EXERCISE TASK: Every record must be repeated exactly; omit any pictures they contain.
══════════════════════════════
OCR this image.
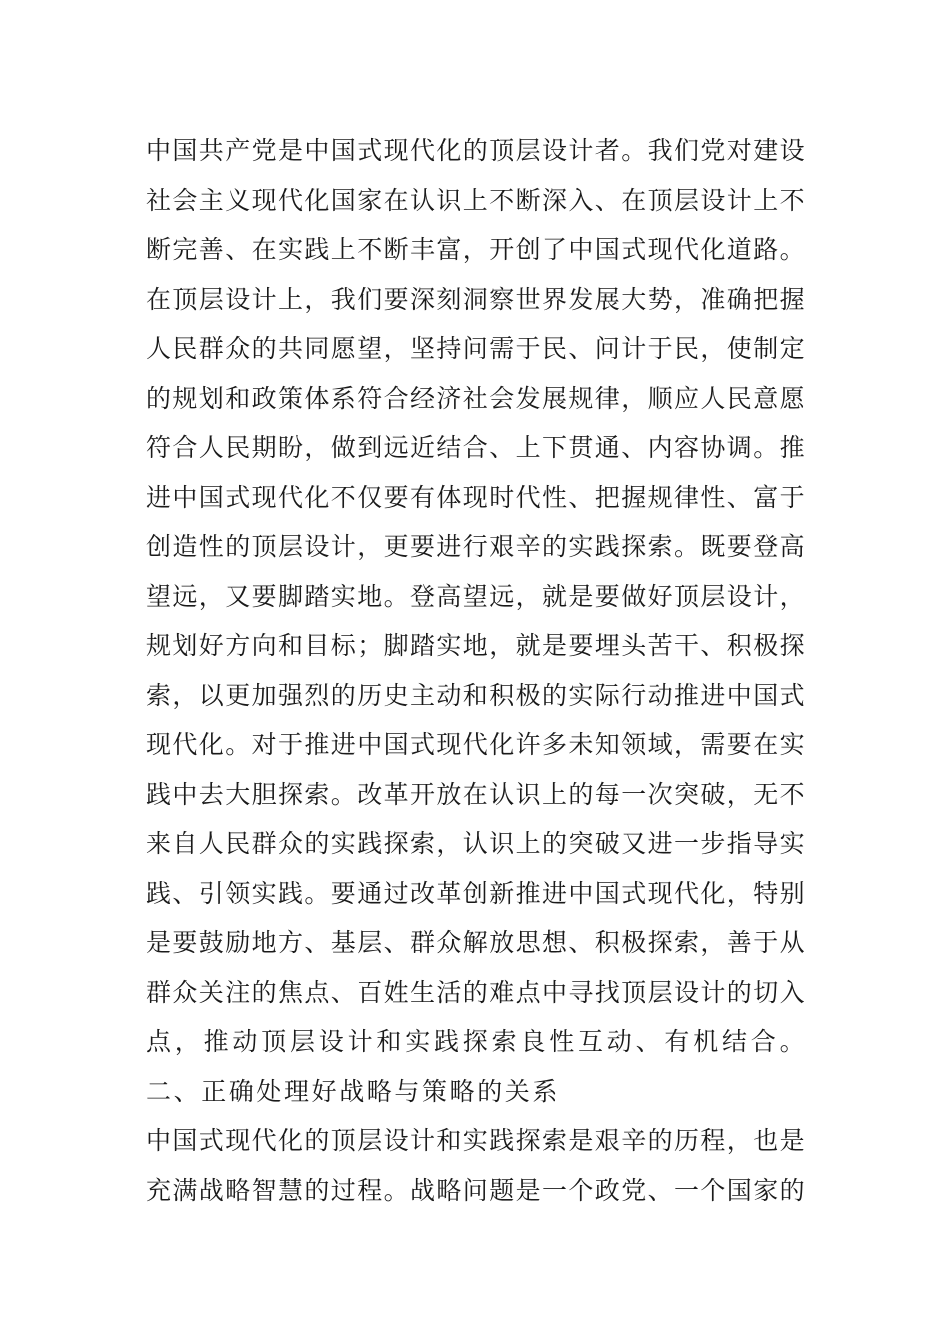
中国共产党是中国式现代化的顶层设计者。我们党对建设
社会主义现代化国家在认识上不断深入、在顶层设计上不
断完善、在实践上不断丰富，开创了中国式现代化道路。
在顶层设计上，我们要深刻洞察世界发展大势，准确把握
人民群众的共同愿望，坚持问需于民、问计于民，使制定
的规划和政策体系符合经济社会发展规律，顺应人民意愿
符合人民期盼，做到远近结合、上下贯通、内容协调。推
进中国式现代化不仅要有体现时代性、把握规律性、富于
创造性的顶层设计，更要进行艰辛的实践探索。既要登高
望远，又要脚踏实地。登高望远，就是要做好顶层设计，
规划好方向和目标；脚踏实地，就是要埋头苦干、积极探
索，以更加强烈的历史主动和积极的实际行动推进中国式
现代化。对于推进中国式现代化许多未知领域，需要在实
践中去大胆探索。改革开放在认识上的每一次突破，无不
来自人民群众的实践探索，认识上的突破又进一步指导实
践、引领实践。要通过改革创新推进中国式现代化，特别
是要鼓励地方、基层、群众解放思想、积极探索，善于从
群众关注的焦点、百姓生活的难点中寻找顶层设计的切入
点，推动顶层设计和实践探索良性互动、有机结合。
二、正确处理好战略与策略的关系
中国式现代化的顶层设计和实践探索是艰辛的历程，也是
充满战略智慧的过程。战略问题是一个政党、一个国家的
══════════════════════════════
ANSWER BELOW:
OCR this image.
中国共产党是中国式现代化的顶层设计者。我们党对建设
社会主义现代化国家在认识上不断深入、在顶层设计上不
断完善、在实践上不断丰富，开创了中国式现代化道路。
在顶层设计上，我们要深刻洞察世界发展大势，准确把握
人民群众的共同愿望，坚持问需于民、问计于民，使制定
的规划和政策体系符合经济社会发展规律，顺应人民意愿
符合人民期盼，做到远近结合、上下贯通、内容协调。推
进中国式现代化不仅要有体现时代性、把握规律性、富于
创造性的顶层设计，更要进行艰辛的实践探索。既要登高
望远，又要脚踏实地。登高望远，就是要做好顶层设计，
规划好方向和目标；脚踏实地，就是要埋头苦干、积极探
索，以更加强烈的历史主动和积极的实际行动推进中国式
现代化。对于推进中国式现代化许多未知领域，需要在实
践中去大胆探索。改革开放在认识上的每一次突破，无不
来自人民群众的实践探索，认识上的突破又进一步指导实
践、引领实践。要通过改革创新推进中国式现代化，特别
是要鼓励地方、基层、群众解放思想、积极探索，善于从
群众关注的焦点、百姓生活的难点中寻找顶层设计的切入
点，推动顶层设计和实践探索良性互动、有机结合。
二、正确处理好战略与策略的关系
中国式现代化的顶层设计和实践探索是艰辛的历程，也是
充满战略智慧的过程。战略问题是一个政党、一个国家的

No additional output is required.